-- Goal --
Transcribe all of the records precisely as they are presented.

— begin Stored records —

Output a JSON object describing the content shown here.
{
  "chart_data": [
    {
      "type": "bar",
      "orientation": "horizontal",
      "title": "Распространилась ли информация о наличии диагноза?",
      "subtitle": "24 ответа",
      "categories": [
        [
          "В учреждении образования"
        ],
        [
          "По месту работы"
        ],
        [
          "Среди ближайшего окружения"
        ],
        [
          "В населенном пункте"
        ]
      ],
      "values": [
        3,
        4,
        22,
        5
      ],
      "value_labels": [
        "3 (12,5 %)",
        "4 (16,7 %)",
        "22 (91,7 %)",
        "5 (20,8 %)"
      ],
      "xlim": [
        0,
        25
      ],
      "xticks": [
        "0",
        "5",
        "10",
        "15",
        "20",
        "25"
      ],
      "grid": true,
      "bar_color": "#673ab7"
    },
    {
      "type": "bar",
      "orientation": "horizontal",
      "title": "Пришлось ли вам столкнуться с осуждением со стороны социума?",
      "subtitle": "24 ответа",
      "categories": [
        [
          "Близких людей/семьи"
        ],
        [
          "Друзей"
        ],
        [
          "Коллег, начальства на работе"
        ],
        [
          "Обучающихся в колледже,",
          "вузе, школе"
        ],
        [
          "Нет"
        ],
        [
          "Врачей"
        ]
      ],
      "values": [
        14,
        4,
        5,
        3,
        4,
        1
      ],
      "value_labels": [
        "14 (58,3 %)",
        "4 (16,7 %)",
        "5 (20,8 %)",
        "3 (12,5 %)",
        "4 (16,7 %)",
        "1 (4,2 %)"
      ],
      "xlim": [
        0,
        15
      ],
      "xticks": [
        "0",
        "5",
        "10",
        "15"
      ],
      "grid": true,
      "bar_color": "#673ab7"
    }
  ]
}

— end Stored records —

-- Task answer --
Output a JSON object describing the content shown here.
{
  "chart_data": [
    {
      "type": "bar",
      "orientation": "horizontal",
      "title": "Распространилась ли информация о наличии диагноза?",
      "subtitle": "24 ответа",
      "categories": [
        [
          "В учреждении образования"
        ],
        [
          "По месту работы"
        ],
        [
          "Среди ближайшего окружения"
        ],
        [
          "В населенном пункте"
        ]
      ],
      "values": [
        3,
        4,
        22,
        5
      ],
      "value_labels": [
        "3 (12,5 %)",
        "4 (16,7 %)",
        "22 (91,7 %)",
        "5 (20,8 %)"
      ],
      "xlim": [
        0,
        25
      ],
      "xticks": [
        "0",
        "5",
        "10",
        "15",
        "20",
        "25"
      ],
      "grid": true,
      "bar_color": "#673ab7"
    },
    {
      "type": "bar",
      "orientation": "horizontal",
      "title": "Пришлось ли вам столкнуться с осуждением со стороны социума?",
      "subtitle": "24 ответа",
      "categories": [
        [
          "Близких людей/семьи"
        ],
        [
          "Друзей"
        ],
        [
          "Коллег, начальства на работе"
        ],
        [
          "Обучающихся в колледже,",
          "вузе, школе"
        ],
        [
          "Нет"
        ],
        [
          "Врачей"
        ]
      ],
      "values": [
        14,
        4,
        5,
        3,
        4,
        1
      ],
      "value_labels": [
        "14 (58,3 %)",
        "4 (16,7 %)",
        "5 (20,8 %)",
        "3 (12,5 %)",
        "4 (16,7 %)",
        "1 (4,2 %)"
      ],
      "xlim": [
        0,
        15
      ],
      "xticks": [
        "0",
        "5",
        "10",
        "15"
      ],
      "grid": true,
      "bar_color": "#673ab7"
    }
  ]
}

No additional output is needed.